PASSAGE SHOWN:
----------------------------------------
Building an Integration for 1000+ Apps in 4 Months

Jan Carsten Lohmüller
doodle-tech
Published in
7 min readMar 22, 2019

Imagine the following: You create an awesome Doodle to invite all your friends to your birthday party. You get very excited and would like to call your mum every time someone participates in the Doodle.

That would be a lot of work, right?

Plus: You would probably get overexcited. Well, we got you covered.

Doodle now integrates with 1000+ apps to make that happen. You can simply hook up a trigger every time one of your friends participates in your Doodle and let another service call your mum — via Zapier.

Zapier is a workflow automation system that basically allows users to chain events (“triggers”) in one app to features (“actions”) in another app.

We, at Doodle, have the grand plan to “Build an ecosystem of tools that integrate Doodle”, to “Cater to large deployments at enterprises” like SSO and automation, and “Make meetings more effective by adding features and integrations to help with the full meeting lifecycle”.

While we have a general understanding that this will be needed to help Doodle grow, we have not discovered the concrete use-cases of users and the order of importance of these. Zapier shall help us (partially) answer the first question and get a user-base that is interested in integrations to talk to (to answer the second question).
----------------------------------------
GIVEN INFORMATION:
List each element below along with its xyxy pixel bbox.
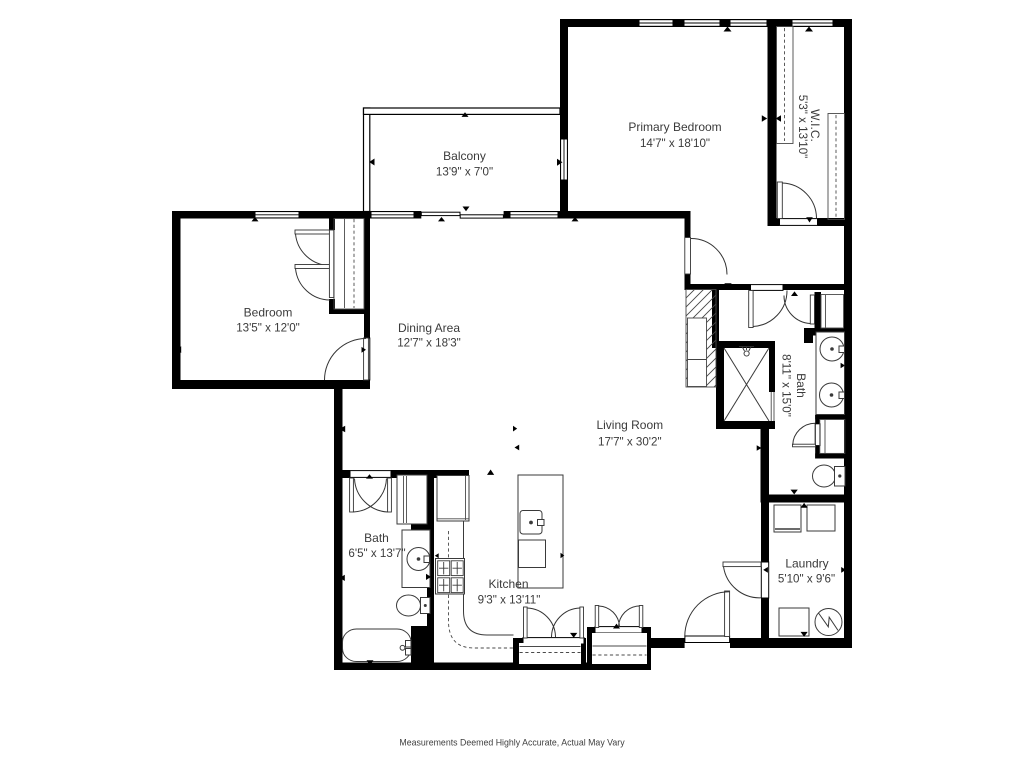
----------------------------------------
WHAT YOU NEED TO DO: Update the Doodle integration article starting at "Building an Integration" and ending at "got you covered.", putting "graduation party" in place of "birthday party". The listing comes from a different source than the Doodle integration article.

WRITTEN ANSWER:
Building an Integration for 1000+ Apps in 4 Months

Jan Carsten Lohmüller
doodle-tech
Published in
7 min readMar 22, 2019

Imagine the following: You create an awesome Doodle to invite all your friends to your graduation party. You get very excited and would like to call your mum every time someone participates in the Doodle.

That would be a lot of work, right?

Plus: You would probably get overexcited. Well, we got you covered.